*What is expected*. Output the data below in full, character for character.
## START Exercise input
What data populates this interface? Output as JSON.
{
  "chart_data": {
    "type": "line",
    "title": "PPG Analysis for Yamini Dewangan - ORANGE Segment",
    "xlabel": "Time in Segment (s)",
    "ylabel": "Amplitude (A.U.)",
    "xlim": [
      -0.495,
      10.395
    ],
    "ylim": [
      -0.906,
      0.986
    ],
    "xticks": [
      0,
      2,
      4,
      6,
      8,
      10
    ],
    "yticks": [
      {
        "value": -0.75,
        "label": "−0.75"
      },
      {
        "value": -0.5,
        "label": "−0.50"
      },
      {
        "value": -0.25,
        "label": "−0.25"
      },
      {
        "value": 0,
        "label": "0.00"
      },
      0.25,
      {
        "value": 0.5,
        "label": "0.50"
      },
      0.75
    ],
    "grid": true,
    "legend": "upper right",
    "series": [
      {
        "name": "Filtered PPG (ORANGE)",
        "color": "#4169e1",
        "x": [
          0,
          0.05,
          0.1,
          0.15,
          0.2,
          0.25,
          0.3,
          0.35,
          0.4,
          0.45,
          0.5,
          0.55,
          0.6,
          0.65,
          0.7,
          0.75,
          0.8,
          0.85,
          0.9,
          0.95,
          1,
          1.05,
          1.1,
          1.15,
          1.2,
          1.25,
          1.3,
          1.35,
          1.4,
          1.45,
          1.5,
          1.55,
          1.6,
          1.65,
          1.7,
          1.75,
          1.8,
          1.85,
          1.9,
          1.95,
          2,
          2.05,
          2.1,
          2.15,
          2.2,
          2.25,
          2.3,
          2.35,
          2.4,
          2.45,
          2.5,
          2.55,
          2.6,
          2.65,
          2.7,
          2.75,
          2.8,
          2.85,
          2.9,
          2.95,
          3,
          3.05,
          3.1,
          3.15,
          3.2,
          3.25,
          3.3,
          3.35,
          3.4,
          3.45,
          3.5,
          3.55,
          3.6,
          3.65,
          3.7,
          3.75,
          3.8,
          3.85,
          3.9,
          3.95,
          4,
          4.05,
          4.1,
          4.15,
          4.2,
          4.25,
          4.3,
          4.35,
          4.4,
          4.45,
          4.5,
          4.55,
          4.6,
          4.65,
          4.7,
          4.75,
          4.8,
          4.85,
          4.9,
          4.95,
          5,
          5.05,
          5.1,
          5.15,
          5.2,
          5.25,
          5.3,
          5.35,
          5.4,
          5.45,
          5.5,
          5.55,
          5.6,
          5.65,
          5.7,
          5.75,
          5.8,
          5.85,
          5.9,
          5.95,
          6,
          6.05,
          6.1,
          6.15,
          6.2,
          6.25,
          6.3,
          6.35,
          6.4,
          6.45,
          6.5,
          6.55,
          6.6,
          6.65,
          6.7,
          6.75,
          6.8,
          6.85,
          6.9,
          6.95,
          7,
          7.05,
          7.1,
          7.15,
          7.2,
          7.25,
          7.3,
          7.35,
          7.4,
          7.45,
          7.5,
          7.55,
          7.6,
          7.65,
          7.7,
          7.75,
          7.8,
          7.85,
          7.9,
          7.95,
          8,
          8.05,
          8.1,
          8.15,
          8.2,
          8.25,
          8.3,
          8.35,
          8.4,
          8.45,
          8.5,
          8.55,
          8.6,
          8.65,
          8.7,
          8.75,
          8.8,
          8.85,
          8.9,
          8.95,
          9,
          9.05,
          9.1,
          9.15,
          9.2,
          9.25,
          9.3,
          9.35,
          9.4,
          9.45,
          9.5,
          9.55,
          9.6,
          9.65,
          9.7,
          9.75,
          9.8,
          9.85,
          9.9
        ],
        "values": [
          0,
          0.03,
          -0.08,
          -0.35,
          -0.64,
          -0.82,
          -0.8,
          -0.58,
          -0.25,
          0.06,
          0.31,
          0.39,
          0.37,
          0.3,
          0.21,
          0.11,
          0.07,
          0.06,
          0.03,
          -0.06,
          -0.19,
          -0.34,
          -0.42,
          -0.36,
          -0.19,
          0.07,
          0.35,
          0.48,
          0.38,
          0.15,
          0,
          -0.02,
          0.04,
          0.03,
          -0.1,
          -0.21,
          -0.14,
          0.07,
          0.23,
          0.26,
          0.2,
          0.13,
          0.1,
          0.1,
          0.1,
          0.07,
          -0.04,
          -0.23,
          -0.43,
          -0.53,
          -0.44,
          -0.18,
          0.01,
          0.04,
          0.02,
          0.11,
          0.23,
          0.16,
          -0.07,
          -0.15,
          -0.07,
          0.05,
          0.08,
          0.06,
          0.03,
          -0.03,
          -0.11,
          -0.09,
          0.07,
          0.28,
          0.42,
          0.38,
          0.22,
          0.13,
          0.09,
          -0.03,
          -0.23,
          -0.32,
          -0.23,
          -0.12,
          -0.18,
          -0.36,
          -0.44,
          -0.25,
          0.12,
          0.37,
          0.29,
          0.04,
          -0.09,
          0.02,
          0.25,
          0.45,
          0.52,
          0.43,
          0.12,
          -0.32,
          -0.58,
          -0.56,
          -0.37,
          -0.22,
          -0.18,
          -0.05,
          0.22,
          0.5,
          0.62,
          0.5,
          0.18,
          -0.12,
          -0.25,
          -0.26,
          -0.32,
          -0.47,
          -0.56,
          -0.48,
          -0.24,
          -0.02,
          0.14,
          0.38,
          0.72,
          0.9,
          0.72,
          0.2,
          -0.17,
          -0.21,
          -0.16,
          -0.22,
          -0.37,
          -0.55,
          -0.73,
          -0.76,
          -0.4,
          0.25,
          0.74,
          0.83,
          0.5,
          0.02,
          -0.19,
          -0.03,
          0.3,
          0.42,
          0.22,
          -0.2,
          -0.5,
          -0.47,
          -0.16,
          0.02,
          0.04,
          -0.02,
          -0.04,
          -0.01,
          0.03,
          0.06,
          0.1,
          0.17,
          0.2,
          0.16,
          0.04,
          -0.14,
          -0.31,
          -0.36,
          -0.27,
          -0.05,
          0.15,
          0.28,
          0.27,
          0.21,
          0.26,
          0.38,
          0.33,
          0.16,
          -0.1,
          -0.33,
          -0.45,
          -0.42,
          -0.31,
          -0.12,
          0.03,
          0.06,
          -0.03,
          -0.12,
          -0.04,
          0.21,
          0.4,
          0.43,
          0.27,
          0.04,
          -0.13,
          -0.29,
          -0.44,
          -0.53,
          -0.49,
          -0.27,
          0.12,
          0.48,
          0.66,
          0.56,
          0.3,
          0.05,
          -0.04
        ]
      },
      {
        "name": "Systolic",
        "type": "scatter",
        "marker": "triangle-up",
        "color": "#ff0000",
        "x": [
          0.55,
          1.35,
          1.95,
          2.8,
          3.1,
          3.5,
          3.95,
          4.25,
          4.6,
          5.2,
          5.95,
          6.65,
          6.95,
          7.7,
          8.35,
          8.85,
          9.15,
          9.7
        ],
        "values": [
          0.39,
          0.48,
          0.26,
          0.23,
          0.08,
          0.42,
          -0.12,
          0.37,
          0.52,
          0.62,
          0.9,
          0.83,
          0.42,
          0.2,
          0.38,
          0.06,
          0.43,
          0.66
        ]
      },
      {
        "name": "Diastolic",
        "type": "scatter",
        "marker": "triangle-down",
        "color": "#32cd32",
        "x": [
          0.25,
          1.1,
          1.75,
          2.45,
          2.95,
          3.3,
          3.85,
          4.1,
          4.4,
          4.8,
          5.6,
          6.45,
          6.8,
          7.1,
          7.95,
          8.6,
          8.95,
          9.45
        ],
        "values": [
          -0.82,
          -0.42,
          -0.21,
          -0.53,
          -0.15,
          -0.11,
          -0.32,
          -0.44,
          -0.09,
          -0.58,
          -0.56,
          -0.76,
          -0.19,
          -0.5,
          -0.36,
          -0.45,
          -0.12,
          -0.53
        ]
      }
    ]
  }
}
## END Exercise input
*Solution below*.
What data populates this interface? Output as JSON.
{
  "chart_data": {
    "type": "line",
    "title": "PPG Analysis for Yamini Dewangan - ORANGE Segment",
    "xlabel": "Time in Segment (s)",
    "ylabel": "Amplitude (A.U.)",
    "xlim": [
      -0.495,
      10.395
    ],
    "ylim": [
      -0.906,
      0.986
    ],
    "xticks": [
      0,
      2,
      4,
      6,
      8,
      10
    ],
    "yticks": [
      {
        "value": -0.75,
        "label": "−0.75"
      },
      {
        "value": -0.5,
        "label": "−0.50"
      },
      {
        "value": -0.25,
        "label": "−0.25"
      },
      {
        "value": 0,
        "label": "0.00"
      },
      0.25,
      {
        "value": 0.5,
        "label": "0.50"
      },
      0.75
    ],
    "grid": true,
    "legend": "upper right",
    "series": [
      {
        "name": "Filtered PPG (ORANGE)",
        "color": "#4169e1",
        "x": [
          0,
          0.05,
          0.1,
          0.15,
          0.2,
          0.25,
          0.3,
          0.35,
          0.4,
          0.45,
          0.5,
          0.55,
          0.6,
          0.65,
          0.7,
          0.75,
          0.8,
          0.85,
          0.9,
          0.95,
          1,
          1.05,
          1.1,
          1.15,
          1.2,
          1.25,
          1.3,
          1.35,
          1.4,
          1.45,
          1.5,
          1.55,
          1.6,
          1.65,
          1.7,
          1.75,
          1.8,
          1.85,
          1.9,
          1.95,
          2,
          2.05,
          2.1,
          2.15,
          2.2,
          2.25,
          2.3,
          2.35,
          2.4,
          2.45,
          2.5,
          2.55,
          2.6,
          2.65,
          2.7,
          2.75,
          2.8,
          2.85,
          2.9,
          2.95,
          3,
          3.05,
          3.1,
          3.15,
          3.2,
          3.25,
          3.3,
          3.35,
          3.4,
          3.45,
          3.5,
          3.55,
          3.6,
          3.65,
          3.7,
          3.75,
          3.8,
          3.85,
          3.9,
          3.95,
          4,
          4.05,
          4.1,
          4.15,
          4.2,
          4.25,
          4.3,
          4.35,
          4.4,
          4.45,
          4.5,
          4.55,
          4.6,
          4.65,
          4.7,
          4.75,
          4.8,
          4.85,
          4.9,
          4.95,
          5,
          5.05,
          5.1,
          5.15,
          5.2,
          5.25,
          5.3,
          5.35,
          5.4,
          5.45,
          5.5,
          5.55,
          5.6,
          5.65,
          5.7,
          5.75,
          5.8,
          5.85,
          5.9,
          5.95,
          6,
          6.05,
          6.1,
          6.15,
          6.2,
          6.25,
          6.3,
          6.35,
          6.4,
          6.45,
          6.5,
          6.55,
          6.6,
          6.65,
          6.7,
          6.75,
          6.8,
          6.85,
          6.9,
          6.95,
          7,
          7.05,
          7.1,
          7.15,
          7.2,
          7.25,
          7.3,
          7.35,
          7.4,
          7.45,
          7.5,
          7.55,
          7.6,
          7.65,
          7.7,
          7.75,
          7.8,
          7.85,
          7.9,
          7.95,
          8,
          8.05,
          8.1,
          8.15,
          8.2,
          8.25,
          8.3,
          8.35,
          8.4,
          8.45,
          8.5,
          8.55,
          8.6,
          8.65,
          8.7,
          8.75,
          8.8,
          8.85,
          8.9,
          8.95,
          9,
          9.05,
          9.1,
          9.15,
          9.2,
          9.25,
          9.3,
          9.35,
          9.4,
          9.45,
          9.5,
          9.55,
          9.6,
          9.65,
          9.7,
          9.75,
          9.8,
          9.85,
          9.9
        ],
        "values": [
          0,
          0.03,
          -0.08,
          -0.35,
          -0.64,
          -0.82,
          -0.8,
          -0.58,
          -0.25,
          0.06,
          0.31,
          0.39,
          0.37,
          0.3,
          0.21,
          0.11,
          0.07,
          0.06,
          0.03,
          -0.06,
          -0.19,
          -0.34,
          -0.42,
          -0.36,
          -0.19,
          0.07,
          0.35,
          0.48,
          0.38,
          0.15,
          0,
          -0.02,
          0.04,
          0.03,
          -0.1,
          -0.21,
          -0.14,
          0.07,
          0.23,
          0.26,
          0.2,
          0.13,
          0.1,
          0.1,
          0.1,
          0.07,
          -0.04,
          -0.23,
          -0.43,
          -0.53,
          -0.44,
          -0.18,
          0.01,
          0.04,
          0.02,
          0.11,
          0.23,
          0.16,
          -0.07,
          -0.15,
          -0.07,
          0.05,
          0.08,
          0.06,
          0.03,
          -0.03,
          -0.11,
          -0.09,
          0.07,
          0.28,
          0.42,
          0.38,
          0.22,
          0.13,
          0.09,
          -0.03,
          -0.23,
          -0.32,
          -0.23,
          -0.12,
          -0.18,
          -0.36,
          -0.44,
          -0.25,
          0.12,
          0.37,
          0.29,
          0.04,
          -0.09,
          0.02,
          0.25,
          0.45,
          0.52,
          0.43,
          0.12,
          -0.32,
          -0.58,
          -0.56,
          -0.37,
          -0.22,
          -0.18,
          -0.05,
          0.22,
          0.5,
          0.62,
          0.5,
          0.18,
          -0.12,
          -0.25,
          -0.26,
          -0.32,
          -0.47,
          -0.56,
          -0.48,
          -0.24,
          -0.02,
          0.14,
          0.38,
          0.72,
          0.9,
          0.72,
          0.2,
          -0.17,
          -0.21,
          -0.16,
          -0.22,
          -0.37,
          -0.55,
          -0.73,
          -0.76,
          -0.4,
          0.25,
          0.74,
          0.83,
          0.5,
          0.02,
          -0.19,
          -0.03,
          0.3,
          0.42,
          0.22,
          -0.2,
          -0.5,
          -0.47,
          -0.16,
          0.02,
          0.04,
          -0.02,
          -0.04,
          -0.01,
          0.03,
          0.06,
          0.1,
          0.17,
          0.2,
          0.16,
          0.04,
          -0.14,
          -0.31,
          -0.36,
          -0.27,
          -0.05,
          0.15,
          0.28,
          0.27,
          0.21,
          0.26,
          0.38,
          0.33,
          0.16,
          -0.1,
          -0.33,
          -0.45,
          -0.42,
          -0.31,
          -0.12,
          0.03,
          0.06,
          -0.03,
          -0.12,
          -0.04,
          0.21,
          0.4,
          0.43,
          0.27,
          0.04,
          -0.13,
          -0.29,
          -0.44,
          -0.53,
          -0.49,
          -0.27,
          0.12,
          0.48,
          0.66,
          0.56,
          0.3,
          0.05,
          -0.04
        ]
      },
      {
        "name": "Systolic",
        "type": "scatter",
        "marker": "triangle-up",
        "color": "#ff0000",
        "x": [
          0.55,
          1.35,
          1.95,
          2.8,
          3.1,
          3.5,
          3.95,
          4.25,
          4.6,
          5.2,
          5.95,
          6.65,
          6.95,
          7.7,
          8.35,
          8.85,
          9.15,
          9.7
        ],
        "values": [
          0.39,
          0.48,
          0.26,
          0.23,
          0.08,
          0.42,
          -0.12,
          0.37,
          0.52,
          0.62,
          0.9,
          0.83,
          0.42,
          0.2,
          0.38,
          0.06,
          0.43,
          0.66
        ]
      },
      {
        "name": "Diastolic",
        "type": "scatter",
        "marker": "triangle-down",
        "color": "#32cd32",
        "x": [
          0.25,
          1.1,
          1.75,
          2.45,
          2.95,
          3.3,
          3.85,
          4.1,
          4.4,
          4.8,
          5.6,
          6.45,
          6.8,
          7.1,
          7.95,
          8.6,
          8.95,
          9.45
        ],
        "values": [
          -0.82,
          -0.42,
          -0.21,
          -0.53,
          -0.15,
          -0.11,
          -0.32,
          -0.44,
          -0.09,
          -0.58,
          -0.56,
          -0.76,
          -0.19,
          -0.5,
          -0.36,
          -0.45,
          -0.12,
          -0.53
        ]
      }
    ]
  }
}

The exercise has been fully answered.